#### Written instruction:
Each line that holds the word "type" should be returned.

---- Input for this task

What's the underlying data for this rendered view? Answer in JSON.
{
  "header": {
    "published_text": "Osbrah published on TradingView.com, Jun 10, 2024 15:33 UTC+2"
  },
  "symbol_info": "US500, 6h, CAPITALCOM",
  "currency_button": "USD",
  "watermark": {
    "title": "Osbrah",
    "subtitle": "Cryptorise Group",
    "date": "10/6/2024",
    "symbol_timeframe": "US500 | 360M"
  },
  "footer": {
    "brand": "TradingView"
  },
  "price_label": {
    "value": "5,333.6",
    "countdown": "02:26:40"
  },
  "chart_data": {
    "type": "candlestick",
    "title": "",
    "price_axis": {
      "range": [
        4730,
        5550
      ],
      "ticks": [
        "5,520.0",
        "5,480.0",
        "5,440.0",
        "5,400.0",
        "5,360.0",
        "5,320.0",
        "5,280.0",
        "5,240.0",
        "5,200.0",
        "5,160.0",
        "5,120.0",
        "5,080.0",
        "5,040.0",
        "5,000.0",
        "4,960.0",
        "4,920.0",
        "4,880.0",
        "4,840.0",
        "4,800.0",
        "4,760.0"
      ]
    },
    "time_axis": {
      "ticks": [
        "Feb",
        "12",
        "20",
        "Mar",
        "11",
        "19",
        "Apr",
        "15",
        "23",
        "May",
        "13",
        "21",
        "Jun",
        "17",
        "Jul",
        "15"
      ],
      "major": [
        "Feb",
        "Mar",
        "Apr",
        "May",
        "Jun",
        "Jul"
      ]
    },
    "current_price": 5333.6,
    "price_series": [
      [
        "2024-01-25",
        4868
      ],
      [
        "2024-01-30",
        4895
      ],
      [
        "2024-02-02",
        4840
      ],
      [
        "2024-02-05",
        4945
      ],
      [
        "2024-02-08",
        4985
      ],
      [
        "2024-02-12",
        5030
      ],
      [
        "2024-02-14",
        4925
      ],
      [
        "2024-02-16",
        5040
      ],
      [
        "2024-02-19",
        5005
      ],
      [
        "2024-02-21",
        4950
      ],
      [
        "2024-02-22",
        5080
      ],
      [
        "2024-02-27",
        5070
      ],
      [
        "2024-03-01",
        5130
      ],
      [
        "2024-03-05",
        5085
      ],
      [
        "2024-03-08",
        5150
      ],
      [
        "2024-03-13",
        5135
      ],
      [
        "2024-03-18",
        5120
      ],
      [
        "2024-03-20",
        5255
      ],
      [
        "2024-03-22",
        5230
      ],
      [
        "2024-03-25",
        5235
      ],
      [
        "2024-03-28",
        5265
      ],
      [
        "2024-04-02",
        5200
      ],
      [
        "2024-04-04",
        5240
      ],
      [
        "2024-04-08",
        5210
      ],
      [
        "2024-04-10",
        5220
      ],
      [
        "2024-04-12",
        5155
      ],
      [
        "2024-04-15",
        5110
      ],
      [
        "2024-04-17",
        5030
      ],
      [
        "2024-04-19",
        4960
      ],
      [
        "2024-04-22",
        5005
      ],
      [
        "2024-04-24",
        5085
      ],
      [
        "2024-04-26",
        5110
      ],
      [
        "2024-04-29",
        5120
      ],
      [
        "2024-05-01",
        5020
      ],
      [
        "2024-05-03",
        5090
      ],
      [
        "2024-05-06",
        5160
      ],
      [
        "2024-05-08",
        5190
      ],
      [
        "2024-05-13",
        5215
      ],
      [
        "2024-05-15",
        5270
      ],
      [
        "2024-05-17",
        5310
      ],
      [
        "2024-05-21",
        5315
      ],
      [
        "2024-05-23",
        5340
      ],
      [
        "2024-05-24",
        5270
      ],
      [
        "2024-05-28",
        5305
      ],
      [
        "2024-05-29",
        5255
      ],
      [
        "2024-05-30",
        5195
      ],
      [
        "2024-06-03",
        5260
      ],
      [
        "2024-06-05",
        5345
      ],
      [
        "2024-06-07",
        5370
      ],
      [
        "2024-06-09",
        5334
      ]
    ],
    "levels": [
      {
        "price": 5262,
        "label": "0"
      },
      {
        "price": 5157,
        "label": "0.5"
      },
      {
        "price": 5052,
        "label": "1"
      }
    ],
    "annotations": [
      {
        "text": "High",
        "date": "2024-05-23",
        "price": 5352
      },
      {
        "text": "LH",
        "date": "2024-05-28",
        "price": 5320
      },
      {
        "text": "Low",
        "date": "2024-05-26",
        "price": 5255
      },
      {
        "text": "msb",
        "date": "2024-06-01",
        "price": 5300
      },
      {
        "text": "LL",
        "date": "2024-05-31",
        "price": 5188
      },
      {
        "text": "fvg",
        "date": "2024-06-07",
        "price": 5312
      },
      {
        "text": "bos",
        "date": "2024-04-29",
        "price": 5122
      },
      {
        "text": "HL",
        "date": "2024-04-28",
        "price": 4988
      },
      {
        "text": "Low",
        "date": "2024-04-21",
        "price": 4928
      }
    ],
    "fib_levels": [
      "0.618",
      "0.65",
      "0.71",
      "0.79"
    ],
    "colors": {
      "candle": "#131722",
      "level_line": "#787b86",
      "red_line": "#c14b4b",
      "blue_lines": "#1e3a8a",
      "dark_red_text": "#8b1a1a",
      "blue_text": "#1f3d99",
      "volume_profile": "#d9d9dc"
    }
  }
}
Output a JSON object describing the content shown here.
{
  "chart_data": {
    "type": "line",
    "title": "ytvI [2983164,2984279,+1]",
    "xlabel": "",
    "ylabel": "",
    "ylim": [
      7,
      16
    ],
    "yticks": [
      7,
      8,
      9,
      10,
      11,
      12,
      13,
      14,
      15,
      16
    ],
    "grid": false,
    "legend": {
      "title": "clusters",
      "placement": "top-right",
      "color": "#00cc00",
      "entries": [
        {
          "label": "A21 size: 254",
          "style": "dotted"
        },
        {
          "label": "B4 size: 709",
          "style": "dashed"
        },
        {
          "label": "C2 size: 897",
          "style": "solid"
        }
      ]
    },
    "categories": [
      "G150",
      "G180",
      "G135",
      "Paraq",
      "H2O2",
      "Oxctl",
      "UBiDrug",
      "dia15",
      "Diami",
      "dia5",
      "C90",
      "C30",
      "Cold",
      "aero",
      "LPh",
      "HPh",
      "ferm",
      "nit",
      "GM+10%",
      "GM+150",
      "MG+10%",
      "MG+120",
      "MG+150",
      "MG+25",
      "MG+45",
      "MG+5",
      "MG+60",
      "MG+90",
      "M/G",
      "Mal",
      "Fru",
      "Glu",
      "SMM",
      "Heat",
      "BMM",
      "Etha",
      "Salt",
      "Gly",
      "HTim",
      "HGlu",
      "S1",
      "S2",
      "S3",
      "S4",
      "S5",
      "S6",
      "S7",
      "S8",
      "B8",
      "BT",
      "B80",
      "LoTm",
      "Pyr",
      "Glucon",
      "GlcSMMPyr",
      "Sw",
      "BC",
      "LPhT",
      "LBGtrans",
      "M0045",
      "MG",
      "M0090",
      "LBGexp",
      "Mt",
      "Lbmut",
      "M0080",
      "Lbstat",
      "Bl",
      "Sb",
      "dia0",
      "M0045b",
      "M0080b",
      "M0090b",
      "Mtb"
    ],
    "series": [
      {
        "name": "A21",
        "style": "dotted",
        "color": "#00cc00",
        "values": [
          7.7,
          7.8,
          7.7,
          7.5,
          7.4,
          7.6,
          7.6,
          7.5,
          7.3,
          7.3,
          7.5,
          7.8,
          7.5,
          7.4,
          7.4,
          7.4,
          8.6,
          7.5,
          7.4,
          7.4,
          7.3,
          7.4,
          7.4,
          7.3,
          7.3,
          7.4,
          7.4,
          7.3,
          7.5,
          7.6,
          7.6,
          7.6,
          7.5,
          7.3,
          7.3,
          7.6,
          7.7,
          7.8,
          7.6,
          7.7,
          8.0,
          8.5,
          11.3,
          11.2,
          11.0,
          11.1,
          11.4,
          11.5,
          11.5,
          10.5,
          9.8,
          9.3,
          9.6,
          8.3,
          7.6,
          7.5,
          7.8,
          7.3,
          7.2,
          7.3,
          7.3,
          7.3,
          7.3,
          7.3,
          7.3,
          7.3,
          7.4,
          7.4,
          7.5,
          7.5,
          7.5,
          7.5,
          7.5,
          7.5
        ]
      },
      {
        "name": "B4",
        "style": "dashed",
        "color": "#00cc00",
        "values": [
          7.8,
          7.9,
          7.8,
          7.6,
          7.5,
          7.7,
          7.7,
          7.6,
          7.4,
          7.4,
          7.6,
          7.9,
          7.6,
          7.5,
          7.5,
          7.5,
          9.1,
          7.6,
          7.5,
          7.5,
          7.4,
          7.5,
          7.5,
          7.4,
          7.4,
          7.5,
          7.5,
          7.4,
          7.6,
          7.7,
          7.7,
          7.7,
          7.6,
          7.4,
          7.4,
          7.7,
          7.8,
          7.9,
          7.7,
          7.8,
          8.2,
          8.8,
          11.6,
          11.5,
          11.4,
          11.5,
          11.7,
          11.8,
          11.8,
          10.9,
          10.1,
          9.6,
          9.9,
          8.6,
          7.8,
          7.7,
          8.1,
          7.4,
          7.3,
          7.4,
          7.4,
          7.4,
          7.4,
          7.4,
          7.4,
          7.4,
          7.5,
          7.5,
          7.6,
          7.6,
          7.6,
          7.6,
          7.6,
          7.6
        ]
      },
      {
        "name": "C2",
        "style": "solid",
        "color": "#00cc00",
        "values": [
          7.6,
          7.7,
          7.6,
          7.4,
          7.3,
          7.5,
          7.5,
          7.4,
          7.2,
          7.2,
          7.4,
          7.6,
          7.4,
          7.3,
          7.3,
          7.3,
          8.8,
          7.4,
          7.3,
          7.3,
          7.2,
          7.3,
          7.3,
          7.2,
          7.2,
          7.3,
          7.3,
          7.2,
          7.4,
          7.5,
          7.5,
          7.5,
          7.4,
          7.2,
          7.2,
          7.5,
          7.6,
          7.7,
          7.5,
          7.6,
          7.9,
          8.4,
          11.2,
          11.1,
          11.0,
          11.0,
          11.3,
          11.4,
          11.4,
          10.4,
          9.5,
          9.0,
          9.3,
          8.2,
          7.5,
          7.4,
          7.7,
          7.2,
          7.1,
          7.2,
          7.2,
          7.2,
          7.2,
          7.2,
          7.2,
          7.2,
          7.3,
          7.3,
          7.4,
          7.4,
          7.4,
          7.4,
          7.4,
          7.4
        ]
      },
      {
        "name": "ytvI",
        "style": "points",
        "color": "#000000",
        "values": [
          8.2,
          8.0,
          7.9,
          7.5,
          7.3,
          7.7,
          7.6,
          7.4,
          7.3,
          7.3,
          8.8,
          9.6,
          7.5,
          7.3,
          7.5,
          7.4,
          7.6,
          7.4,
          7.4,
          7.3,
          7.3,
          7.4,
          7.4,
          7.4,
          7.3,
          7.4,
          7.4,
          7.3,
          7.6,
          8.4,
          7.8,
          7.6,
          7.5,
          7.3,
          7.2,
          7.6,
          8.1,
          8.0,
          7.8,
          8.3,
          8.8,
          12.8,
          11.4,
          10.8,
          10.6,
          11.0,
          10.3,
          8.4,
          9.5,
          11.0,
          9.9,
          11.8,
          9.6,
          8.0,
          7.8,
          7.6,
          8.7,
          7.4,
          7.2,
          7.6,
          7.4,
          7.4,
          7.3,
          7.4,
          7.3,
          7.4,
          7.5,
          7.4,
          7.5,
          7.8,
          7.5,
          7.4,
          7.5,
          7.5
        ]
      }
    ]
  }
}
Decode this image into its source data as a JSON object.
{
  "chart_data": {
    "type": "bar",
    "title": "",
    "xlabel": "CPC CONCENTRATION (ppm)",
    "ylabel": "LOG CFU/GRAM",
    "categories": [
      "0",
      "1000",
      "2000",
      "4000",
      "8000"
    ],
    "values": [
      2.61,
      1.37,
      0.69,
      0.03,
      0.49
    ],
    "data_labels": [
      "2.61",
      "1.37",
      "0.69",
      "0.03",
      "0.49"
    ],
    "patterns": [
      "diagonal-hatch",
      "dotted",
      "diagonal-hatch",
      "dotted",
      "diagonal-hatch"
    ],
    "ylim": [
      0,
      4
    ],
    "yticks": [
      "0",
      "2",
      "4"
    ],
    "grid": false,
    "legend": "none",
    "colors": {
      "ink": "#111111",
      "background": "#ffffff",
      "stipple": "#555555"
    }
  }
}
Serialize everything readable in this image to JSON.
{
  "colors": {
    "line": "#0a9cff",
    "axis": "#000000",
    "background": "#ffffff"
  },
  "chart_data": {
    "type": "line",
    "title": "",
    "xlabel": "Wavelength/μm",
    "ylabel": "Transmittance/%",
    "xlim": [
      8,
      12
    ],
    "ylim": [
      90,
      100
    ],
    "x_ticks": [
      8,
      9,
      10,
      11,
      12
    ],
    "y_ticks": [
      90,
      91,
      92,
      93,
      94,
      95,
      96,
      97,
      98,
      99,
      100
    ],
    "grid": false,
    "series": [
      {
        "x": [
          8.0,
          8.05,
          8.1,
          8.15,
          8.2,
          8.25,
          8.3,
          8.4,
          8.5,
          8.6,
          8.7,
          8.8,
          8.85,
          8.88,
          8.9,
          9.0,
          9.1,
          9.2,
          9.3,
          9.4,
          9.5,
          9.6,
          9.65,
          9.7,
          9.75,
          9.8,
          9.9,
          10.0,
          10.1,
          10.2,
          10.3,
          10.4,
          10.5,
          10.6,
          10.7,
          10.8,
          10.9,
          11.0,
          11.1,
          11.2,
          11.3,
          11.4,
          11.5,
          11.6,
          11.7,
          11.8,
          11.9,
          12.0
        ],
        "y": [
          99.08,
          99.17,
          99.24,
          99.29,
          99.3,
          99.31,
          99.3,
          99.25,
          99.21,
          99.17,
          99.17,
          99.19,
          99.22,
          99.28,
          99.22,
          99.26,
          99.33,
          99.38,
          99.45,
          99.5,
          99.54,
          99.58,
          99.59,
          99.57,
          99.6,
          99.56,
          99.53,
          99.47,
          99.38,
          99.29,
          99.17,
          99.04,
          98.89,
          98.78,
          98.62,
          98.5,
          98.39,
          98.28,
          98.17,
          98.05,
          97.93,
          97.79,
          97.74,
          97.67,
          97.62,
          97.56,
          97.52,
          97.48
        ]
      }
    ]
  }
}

--------

#### Result of this exercise:
    "type": "candlestick",
    "type": "line",
    "type": "bar",
    "type": "line",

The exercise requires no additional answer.